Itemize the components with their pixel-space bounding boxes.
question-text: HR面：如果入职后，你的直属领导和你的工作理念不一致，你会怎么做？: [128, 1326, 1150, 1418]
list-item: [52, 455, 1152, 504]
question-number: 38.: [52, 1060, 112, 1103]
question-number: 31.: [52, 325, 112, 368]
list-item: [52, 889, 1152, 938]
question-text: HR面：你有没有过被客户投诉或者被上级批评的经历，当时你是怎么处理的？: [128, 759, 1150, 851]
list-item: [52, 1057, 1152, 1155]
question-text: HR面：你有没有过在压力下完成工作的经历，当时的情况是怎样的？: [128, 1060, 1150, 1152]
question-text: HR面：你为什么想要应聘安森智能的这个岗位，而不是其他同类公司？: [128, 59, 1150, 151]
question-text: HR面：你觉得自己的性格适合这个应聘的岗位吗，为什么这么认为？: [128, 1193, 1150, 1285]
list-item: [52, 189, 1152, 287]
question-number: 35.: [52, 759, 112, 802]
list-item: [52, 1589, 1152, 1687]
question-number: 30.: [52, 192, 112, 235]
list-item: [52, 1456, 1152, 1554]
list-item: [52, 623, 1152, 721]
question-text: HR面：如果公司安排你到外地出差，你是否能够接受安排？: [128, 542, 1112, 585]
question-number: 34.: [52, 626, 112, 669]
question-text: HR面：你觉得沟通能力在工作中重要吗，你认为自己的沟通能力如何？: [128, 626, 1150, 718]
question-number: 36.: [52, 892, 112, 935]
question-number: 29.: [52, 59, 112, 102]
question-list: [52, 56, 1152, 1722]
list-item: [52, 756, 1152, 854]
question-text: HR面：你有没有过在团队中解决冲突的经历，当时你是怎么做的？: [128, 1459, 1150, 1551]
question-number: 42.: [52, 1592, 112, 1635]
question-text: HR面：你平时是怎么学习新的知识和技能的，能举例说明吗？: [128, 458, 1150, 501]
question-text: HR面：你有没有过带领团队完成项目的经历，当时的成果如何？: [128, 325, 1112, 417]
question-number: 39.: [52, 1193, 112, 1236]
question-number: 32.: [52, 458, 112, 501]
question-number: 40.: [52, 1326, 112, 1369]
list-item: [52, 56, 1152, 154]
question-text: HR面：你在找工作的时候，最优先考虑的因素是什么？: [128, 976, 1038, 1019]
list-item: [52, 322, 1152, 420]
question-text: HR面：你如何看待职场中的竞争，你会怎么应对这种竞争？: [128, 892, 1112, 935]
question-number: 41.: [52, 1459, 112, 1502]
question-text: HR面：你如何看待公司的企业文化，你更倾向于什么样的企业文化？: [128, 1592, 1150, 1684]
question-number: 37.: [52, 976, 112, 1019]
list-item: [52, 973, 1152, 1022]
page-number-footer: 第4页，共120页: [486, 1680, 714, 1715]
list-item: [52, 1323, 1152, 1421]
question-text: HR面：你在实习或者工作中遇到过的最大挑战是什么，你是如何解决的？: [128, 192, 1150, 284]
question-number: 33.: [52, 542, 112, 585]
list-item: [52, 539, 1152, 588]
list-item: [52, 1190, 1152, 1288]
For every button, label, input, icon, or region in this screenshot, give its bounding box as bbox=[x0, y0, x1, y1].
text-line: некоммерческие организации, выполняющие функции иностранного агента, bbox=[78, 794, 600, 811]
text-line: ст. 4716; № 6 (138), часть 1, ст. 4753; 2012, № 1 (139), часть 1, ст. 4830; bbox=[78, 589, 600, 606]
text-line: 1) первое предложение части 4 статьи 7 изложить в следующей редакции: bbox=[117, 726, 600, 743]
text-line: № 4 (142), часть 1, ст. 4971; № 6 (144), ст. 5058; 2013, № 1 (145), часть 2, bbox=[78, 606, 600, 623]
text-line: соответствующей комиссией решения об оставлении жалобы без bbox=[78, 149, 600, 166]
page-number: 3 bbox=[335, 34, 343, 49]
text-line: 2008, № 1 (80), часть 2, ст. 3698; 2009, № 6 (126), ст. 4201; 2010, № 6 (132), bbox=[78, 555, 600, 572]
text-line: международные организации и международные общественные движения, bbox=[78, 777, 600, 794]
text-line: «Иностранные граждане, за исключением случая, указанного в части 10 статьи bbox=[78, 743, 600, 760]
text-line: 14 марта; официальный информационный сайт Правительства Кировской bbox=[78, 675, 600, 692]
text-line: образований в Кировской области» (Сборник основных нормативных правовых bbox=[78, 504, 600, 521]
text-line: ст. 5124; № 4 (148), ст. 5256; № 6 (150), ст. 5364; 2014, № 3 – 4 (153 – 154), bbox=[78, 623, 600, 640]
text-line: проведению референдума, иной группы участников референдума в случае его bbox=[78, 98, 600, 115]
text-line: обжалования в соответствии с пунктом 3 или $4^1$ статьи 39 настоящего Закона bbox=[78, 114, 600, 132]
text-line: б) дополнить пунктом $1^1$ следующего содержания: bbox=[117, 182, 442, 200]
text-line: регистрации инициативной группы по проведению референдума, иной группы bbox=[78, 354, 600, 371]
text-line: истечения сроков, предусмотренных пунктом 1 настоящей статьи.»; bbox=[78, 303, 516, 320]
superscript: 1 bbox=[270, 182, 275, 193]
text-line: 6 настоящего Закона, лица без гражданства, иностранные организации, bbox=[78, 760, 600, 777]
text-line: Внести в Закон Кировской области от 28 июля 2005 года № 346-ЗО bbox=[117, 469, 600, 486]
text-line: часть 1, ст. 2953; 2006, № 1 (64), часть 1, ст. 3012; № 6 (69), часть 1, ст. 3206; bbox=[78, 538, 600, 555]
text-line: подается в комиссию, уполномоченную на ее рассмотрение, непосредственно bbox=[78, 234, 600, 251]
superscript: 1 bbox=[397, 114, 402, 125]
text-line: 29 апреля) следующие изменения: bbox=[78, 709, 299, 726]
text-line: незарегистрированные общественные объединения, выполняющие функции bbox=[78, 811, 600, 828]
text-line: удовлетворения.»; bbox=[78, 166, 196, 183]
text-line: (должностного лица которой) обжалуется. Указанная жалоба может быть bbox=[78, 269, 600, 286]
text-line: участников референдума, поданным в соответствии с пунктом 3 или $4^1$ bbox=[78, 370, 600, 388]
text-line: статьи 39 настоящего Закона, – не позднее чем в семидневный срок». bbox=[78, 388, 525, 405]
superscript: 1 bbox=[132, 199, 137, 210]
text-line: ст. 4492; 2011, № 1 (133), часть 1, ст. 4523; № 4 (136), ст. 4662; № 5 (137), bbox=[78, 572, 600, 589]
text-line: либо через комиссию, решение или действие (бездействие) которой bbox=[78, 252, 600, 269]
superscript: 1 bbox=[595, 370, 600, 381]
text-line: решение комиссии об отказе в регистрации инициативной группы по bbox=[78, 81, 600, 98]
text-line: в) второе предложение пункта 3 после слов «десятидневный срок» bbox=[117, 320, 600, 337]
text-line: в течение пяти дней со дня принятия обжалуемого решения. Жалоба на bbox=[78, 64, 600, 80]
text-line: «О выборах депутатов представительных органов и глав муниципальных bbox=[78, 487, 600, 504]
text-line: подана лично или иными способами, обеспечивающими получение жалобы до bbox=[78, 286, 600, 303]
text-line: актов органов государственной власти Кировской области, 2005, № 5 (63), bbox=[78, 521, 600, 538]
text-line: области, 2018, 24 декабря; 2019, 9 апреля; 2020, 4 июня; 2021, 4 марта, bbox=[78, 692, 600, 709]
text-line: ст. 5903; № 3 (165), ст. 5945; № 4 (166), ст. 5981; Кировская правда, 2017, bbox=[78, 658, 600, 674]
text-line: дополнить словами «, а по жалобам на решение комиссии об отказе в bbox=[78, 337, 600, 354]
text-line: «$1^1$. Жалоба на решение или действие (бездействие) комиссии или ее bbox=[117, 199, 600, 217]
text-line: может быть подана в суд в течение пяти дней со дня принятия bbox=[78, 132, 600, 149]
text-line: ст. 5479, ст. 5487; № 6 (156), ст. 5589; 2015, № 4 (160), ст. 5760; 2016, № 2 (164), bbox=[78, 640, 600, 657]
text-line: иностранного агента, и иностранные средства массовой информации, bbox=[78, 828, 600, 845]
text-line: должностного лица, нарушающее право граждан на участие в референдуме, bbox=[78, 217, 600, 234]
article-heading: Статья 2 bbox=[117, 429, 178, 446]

**AIM OF THE EXERCISE:**
Rewrite the records from the first line through the line that contains "list-item: [52, 1057, 1152, 1155]", replacing "question-number" with "entry-number" throughout and leaving everything else unchanged.

**TASK RESPONSE:**
Itemize the components with their pixel-space bounding boxes.
question-text: HR面：如果入职后，你的直属领导和你的工作理念不一致，你会怎么做？: [128, 1326, 1150, 1418]
list-item: [52, 455, 1152, 504]
entry-number: 38.: [52, 1060, 112, 1103]
entry-number: 31.: [52, 325, 112, 368]
list-item: [52, 889, 1152, 938]
question-text: HR面：你有没有过被客户投诉或者被上级批评的经历，当时你是怎么处理的？: [128, 759, 1150, 851]
list-item: [52, 1057, 1152, 1155]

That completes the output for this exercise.